# [Work to do]
Extract every line that includes the string "moves".

========

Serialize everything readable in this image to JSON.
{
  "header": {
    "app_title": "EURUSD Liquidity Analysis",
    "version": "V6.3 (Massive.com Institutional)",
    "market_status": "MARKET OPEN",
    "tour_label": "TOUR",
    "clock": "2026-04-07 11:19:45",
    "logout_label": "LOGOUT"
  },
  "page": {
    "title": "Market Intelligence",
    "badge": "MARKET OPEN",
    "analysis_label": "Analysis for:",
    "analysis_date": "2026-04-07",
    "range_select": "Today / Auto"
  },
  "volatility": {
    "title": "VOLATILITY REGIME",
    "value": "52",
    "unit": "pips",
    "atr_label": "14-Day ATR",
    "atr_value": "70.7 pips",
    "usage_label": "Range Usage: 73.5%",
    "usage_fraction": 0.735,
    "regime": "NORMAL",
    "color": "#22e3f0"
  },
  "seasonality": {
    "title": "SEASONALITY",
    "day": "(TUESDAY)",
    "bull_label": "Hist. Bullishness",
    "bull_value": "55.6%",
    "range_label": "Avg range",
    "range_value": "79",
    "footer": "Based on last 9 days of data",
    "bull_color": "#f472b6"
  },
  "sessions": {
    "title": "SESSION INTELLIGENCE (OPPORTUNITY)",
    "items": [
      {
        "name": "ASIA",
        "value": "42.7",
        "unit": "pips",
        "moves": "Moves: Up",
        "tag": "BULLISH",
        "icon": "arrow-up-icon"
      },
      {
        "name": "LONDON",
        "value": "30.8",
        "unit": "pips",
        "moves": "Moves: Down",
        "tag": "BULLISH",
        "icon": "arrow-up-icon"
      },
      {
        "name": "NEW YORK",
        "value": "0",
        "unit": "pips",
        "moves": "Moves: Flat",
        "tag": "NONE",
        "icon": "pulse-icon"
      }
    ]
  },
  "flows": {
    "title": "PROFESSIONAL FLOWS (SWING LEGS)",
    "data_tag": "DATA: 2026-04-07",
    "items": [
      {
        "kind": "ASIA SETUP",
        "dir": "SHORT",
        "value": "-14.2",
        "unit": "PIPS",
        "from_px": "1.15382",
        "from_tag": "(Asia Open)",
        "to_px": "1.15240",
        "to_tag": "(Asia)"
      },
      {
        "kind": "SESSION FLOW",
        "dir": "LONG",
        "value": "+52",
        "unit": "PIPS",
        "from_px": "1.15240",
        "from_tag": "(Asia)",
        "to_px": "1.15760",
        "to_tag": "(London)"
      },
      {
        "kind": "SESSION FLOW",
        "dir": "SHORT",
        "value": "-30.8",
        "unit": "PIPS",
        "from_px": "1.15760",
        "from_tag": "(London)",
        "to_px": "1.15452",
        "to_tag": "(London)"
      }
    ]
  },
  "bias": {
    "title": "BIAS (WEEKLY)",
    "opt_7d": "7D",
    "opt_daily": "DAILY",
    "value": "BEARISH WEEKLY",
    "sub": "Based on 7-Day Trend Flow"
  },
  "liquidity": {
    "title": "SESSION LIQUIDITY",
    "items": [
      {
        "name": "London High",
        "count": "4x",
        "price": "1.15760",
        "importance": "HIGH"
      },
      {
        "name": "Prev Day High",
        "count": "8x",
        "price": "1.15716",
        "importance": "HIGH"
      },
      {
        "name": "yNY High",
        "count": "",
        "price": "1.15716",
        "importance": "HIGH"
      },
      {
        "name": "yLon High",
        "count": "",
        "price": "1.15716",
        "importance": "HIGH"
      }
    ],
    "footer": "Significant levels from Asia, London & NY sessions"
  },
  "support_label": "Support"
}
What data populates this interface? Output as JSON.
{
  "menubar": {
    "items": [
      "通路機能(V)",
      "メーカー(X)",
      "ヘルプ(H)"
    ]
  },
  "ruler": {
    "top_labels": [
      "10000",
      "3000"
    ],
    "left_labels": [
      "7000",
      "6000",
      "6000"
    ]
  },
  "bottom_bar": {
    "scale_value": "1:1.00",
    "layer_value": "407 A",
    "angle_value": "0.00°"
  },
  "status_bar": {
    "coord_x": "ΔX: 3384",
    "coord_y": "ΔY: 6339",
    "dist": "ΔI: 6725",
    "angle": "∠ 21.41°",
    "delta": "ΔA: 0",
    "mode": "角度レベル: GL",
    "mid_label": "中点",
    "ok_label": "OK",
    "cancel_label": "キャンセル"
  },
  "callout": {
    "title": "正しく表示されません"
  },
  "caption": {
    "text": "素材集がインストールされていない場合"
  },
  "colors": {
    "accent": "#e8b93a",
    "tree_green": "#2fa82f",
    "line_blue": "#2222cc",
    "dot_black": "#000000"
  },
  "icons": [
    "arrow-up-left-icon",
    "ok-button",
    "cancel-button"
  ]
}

========

# [Task result]
        "moves": "Moves: Up",
        "moves": "Moves: Down",
        "moves": "Moves: Flat",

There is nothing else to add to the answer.